- Extracted records

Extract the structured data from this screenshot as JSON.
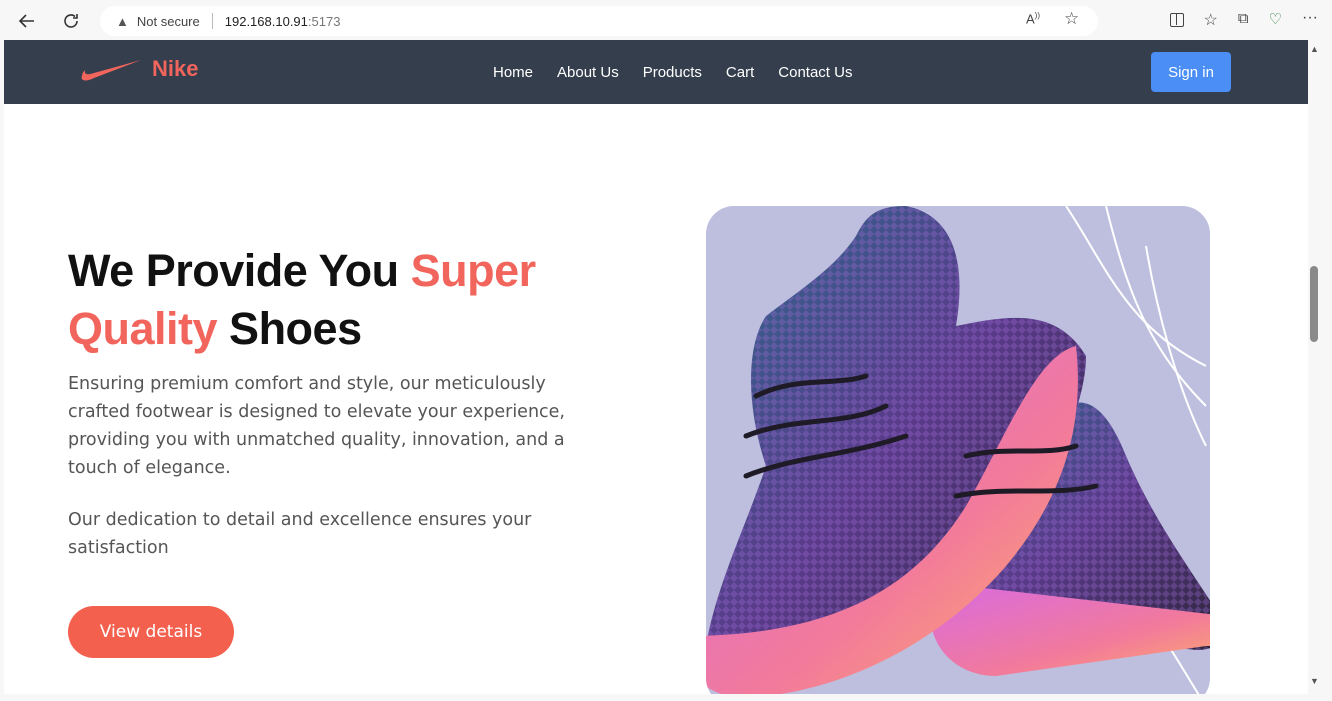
{
  "browser": {
    "security_label": "Not secure",
    "url_host": "192.168.10.91",
    "url_port": ":5173"
  },
  "navbar": {
    "brand": "Nike",
    "links": [
      "Home",
      "About Us",
      "Products",
      "Cart",
      "Contact Us"
    ],
    "signin_label": "Sign in"
  },
  "hero": {
    "title_part1": "We Provide You ",
    "title_accent": "Super Quality",
    "title_part2": " Shoes",
    "paragraph1": "Ensuring premium comfort and style, our meticulously crafted footwear is designed to elevate your experience, providing you with unmatched quality, innovation, and a touch of elegance.",
    "paragraph2": "Our dedication to detail and excellence ensures your satisfaction",
    "cta_label": "View details"
  },
  "colors": {
    "navbar_bg": "#343e4d",
    "accent": "#f1655c",
    "signin_bg": "#4b8ef5",
    "image_bg": "#bebfdf"
  }
}
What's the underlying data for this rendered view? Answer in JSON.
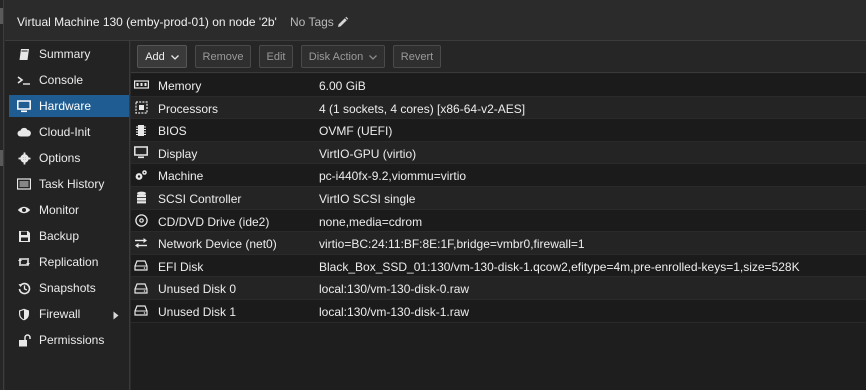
{
  "header": {
    "title": "Virtual Machine 130 (emby-prod-01) on node '2b'",
    "tags": "No Tags"
  },
  "sidebar": {
    "items": [
      {
        "label": "Summary",
        "icon": "book-icon"
      },
      {
        "label": "Console",
        "icon": "terminal-icon"
      },
      {
        "label": "Hardware",
        "icon": "monitor-icon",
        "active": true
      },
      {
        "label": "Cloud-Init",
        "icon": "cloud-icon"
      },
      {
        "label": "Options",
        "icon": "gear-icon"
      },
      {
        "label": "Task History",
        "icon": "list-icon"
      },
      {
        "label": "Monitor",
        "icon": "eye-icon"
      },
      {
        "label": "Backup",
        "icon": "floppy-icon"
      },
      {
        "label": "Replication",
        "icon": "retweet-icon"
      },
      {
        "label": "Snapshots",
        "icon": "history-icon"
      },
      {
        "label": "Firewall",
        "icon": "shield-icon"
      },
      {
        "label": "Permissions",
        "icon": "unlock-icon"
      }
    ]
  },
  "toolbar": {
    "add": "Add",
    "remove": "Remove",
    "edit": "Edit",
    "disk_action": "Disk Action",
    "revert": "Revert"
  },
  "hardware": {
    "rows": [
      {
        "label": "Memory",
        "value": "6.00 GiB",
        "icon": "memory-icon"
      },
      {
        "label": "Processors",
        "value": "4 (1 sockets, 4 cores) [x86-64-v2-AES]",
        "icon": "cpu-icon"
      },
      {
        "label": "BIOS",
        "value": "OVMF (UEFI)",
        "icon": "microchip-icon"
      },
      {
        "label": "Display",
        "value": "VirtIO-GPU (virtio)",
        "icon": "desktop-icon"
      },
      {
        "label": "Machine",
        "value": "pc-i440fx-9.2,viommu=virtio",
        "icon": "cogs-icon"
      },
      {
        "label": "SCSI Controller",
        "value": "VirtIO SCSI single",
        "icon": "database-icon"
      },
      {
        "label": "CD/DVD Drive (ide2)",
        "value": "none,media=cdrom",
        "icon": "cdrom-icon"
      },
      {
        "label": "Network Device (net0)",
        "value": "virtio=BC:24:11:BF:8E:1F,bridge=vmbr0,firewall=1",
        "icon": "exchange-icon"
      },
      {
        "label": "EFI Disk",
        "value": "Black_Box_SSD_01:130/vm-130-disk-1.qcow2,efitype=4m,pre-enrolled-keys=1,size=528K",
        "icon": "hdd-icon"
      },
      {
        "label": "Unused Disk 0",
        "value": "local:130/vm-130-disk-0.raw",
        "icon": "hdd-icon"
      },
      {
        "label": "Unused Disk 1",
        "value": "local:130/vm-130-disk-1.raw",
        "icon": "hdd-icon"
      }
    ]
  },
  "colors": {
    "active_nav": "#1f5c91",
    "background": "#1e1e1e",
    "text": "#ededed"
  }
}
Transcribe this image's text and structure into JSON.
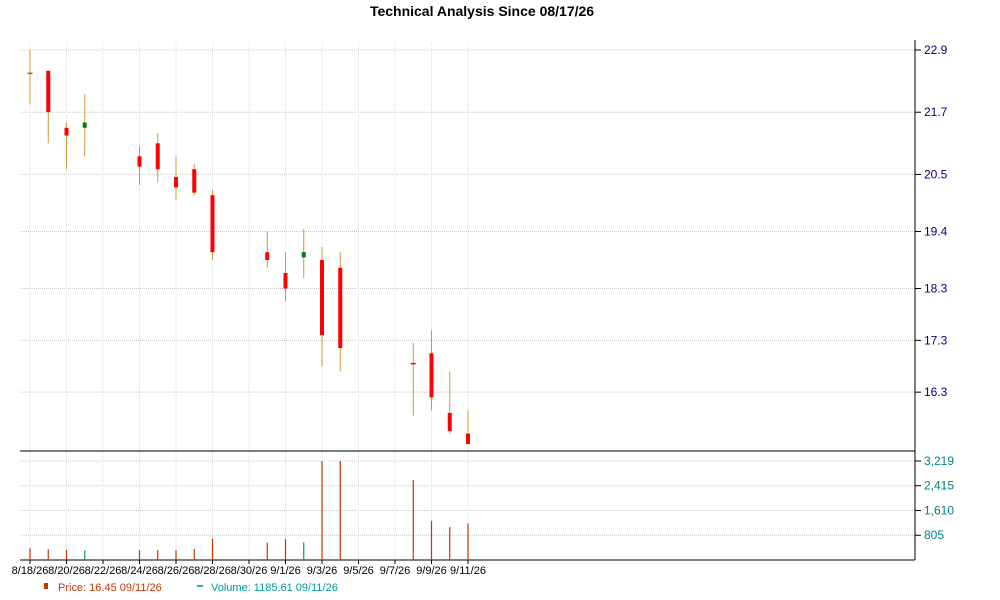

- Your instructions
Read the data above. Pull out each line in which the string "cdrom" appears.

- Answer to the task
        "value": "none,media=cdrom",
        "icon": "cdrom-icon"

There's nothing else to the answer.